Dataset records
══════════
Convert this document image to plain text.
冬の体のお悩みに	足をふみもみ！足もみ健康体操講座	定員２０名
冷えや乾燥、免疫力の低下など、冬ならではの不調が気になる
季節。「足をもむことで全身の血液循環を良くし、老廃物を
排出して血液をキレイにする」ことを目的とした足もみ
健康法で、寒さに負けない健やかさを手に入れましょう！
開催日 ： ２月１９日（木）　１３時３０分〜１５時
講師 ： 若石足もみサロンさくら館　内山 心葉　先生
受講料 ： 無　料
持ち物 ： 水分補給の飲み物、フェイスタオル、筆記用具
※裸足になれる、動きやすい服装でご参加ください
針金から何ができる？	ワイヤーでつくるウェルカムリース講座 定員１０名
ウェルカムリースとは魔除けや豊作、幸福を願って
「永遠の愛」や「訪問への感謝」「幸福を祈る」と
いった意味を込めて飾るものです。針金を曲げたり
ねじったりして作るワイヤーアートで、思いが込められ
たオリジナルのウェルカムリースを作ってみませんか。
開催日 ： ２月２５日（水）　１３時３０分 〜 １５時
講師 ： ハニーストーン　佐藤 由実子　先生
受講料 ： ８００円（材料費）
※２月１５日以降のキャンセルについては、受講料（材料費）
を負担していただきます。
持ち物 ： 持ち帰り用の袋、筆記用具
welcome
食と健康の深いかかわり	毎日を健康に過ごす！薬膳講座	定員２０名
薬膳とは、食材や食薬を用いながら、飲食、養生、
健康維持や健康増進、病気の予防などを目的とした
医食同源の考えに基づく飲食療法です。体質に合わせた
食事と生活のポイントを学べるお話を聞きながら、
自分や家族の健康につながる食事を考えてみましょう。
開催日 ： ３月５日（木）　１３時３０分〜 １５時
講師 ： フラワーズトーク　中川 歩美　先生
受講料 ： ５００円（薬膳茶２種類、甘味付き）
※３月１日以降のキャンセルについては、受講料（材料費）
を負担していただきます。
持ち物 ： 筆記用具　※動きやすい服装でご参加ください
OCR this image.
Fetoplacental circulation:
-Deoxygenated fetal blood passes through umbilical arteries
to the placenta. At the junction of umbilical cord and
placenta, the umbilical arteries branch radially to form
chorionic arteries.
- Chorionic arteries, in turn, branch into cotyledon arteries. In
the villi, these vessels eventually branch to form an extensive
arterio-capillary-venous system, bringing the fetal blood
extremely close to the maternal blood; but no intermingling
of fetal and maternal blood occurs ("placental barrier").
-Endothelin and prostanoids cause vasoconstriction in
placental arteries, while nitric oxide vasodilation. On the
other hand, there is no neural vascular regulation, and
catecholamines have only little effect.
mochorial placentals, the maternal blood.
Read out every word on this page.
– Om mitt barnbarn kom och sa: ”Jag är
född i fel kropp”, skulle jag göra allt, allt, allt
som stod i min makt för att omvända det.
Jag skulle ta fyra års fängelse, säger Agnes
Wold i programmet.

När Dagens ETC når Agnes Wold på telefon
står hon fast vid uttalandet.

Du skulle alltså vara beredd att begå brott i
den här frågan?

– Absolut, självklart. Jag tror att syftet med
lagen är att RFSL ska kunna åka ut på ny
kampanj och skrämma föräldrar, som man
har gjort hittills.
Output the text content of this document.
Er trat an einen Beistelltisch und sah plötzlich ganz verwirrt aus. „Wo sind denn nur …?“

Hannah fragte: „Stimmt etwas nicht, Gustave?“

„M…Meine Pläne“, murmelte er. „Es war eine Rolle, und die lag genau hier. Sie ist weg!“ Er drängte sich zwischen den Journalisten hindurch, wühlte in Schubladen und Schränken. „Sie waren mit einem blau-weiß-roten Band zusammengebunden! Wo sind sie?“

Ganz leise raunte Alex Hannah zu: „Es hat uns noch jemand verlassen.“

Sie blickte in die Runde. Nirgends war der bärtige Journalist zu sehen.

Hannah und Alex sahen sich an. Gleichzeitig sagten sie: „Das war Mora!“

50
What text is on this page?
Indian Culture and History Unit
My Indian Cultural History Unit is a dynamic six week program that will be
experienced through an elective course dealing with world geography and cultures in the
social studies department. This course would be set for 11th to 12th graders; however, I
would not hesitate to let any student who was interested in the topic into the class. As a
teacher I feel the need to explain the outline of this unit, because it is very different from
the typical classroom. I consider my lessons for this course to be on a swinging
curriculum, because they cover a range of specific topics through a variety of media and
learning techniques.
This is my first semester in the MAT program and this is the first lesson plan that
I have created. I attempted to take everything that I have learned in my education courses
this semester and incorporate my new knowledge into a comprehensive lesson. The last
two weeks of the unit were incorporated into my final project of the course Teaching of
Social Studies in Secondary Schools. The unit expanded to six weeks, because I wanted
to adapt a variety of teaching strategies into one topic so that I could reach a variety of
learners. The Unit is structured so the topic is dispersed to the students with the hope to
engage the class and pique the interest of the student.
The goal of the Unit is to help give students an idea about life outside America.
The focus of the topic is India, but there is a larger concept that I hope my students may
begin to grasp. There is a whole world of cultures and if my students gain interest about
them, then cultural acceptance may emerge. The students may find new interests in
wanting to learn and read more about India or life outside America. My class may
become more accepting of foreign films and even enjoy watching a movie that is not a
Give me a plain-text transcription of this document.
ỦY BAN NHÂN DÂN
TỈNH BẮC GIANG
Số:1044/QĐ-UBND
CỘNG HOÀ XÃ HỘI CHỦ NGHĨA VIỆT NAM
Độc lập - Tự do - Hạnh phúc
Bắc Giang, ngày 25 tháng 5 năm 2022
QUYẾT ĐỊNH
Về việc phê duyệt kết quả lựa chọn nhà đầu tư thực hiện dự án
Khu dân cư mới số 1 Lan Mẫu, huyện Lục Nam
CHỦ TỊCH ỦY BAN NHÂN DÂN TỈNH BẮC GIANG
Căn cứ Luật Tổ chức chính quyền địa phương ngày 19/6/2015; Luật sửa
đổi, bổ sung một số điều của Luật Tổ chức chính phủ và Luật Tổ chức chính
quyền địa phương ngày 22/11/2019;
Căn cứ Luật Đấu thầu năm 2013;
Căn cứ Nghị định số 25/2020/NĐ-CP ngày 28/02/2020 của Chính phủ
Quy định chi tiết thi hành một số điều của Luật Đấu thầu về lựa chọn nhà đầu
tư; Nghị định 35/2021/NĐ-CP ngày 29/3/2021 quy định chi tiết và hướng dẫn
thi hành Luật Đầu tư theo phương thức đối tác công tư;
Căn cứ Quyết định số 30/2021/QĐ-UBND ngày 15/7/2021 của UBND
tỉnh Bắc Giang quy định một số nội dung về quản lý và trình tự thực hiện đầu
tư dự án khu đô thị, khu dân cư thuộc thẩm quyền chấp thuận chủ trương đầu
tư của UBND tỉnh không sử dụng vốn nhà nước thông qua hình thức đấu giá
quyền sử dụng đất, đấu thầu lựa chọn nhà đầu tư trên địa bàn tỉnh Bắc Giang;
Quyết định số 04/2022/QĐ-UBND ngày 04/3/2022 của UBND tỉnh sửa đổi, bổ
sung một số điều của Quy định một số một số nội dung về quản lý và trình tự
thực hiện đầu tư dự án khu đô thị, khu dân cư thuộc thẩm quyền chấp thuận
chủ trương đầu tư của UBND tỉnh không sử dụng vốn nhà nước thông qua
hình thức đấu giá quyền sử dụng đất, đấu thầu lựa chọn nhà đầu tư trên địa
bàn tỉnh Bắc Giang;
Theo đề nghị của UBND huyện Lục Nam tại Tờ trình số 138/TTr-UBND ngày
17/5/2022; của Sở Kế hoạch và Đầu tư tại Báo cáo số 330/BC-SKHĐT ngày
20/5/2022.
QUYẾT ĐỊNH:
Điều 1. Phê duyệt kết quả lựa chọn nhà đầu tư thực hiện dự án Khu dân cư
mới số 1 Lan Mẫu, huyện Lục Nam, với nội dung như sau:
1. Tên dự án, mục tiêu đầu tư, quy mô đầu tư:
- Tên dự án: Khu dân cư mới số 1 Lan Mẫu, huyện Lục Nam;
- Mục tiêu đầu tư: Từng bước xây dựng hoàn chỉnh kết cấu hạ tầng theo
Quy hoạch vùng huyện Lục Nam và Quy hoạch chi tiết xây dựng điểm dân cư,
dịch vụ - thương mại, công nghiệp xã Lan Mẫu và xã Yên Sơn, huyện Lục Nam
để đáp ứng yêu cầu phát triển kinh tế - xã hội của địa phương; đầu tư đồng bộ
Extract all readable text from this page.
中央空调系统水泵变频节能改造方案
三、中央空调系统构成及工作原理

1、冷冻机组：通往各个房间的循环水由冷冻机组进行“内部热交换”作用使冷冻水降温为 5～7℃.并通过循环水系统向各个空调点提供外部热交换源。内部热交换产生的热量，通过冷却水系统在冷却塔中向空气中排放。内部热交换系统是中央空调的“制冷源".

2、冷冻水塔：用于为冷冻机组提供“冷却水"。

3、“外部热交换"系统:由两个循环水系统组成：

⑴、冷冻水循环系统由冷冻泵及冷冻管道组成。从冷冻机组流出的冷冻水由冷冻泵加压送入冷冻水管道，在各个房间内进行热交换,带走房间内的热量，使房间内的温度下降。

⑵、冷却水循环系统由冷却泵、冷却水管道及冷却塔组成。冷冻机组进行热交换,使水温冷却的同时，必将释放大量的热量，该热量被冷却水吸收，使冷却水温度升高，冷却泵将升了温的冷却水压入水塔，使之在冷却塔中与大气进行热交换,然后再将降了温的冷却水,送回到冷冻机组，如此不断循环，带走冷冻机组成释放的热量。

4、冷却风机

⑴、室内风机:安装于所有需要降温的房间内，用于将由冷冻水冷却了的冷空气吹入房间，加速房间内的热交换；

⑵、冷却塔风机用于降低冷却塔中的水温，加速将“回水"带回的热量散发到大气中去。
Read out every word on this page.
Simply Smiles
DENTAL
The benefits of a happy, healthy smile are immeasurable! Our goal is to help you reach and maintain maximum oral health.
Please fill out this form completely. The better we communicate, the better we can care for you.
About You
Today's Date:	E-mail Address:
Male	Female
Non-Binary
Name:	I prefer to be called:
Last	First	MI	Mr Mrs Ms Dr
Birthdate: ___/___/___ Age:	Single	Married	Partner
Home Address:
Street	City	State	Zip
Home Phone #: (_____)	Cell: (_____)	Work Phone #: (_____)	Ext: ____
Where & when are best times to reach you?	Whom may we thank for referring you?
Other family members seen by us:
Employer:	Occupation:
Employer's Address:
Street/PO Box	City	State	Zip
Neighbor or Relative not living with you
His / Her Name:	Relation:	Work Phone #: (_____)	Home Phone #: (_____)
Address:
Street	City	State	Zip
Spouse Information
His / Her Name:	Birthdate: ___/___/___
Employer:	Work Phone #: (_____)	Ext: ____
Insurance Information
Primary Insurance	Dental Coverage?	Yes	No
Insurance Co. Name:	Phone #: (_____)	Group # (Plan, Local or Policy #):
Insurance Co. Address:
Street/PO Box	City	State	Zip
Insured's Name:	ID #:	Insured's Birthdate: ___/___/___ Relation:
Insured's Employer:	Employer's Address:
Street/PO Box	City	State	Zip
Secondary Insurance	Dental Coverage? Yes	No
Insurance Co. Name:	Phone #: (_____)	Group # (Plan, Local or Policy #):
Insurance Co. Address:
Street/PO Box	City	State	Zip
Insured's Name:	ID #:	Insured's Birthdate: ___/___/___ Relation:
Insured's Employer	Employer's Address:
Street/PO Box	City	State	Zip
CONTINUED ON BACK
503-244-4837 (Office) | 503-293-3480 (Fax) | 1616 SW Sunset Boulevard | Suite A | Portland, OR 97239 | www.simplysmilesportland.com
══════════
(Prompt):
Report back each line of the entries that holds the string "Secondary".

(Answer to this problem):
Social Studies in Secondary Schools. The unit expanded to six weeks, because I wanted
Secondary Insurance	Dental Coverage? Yes	No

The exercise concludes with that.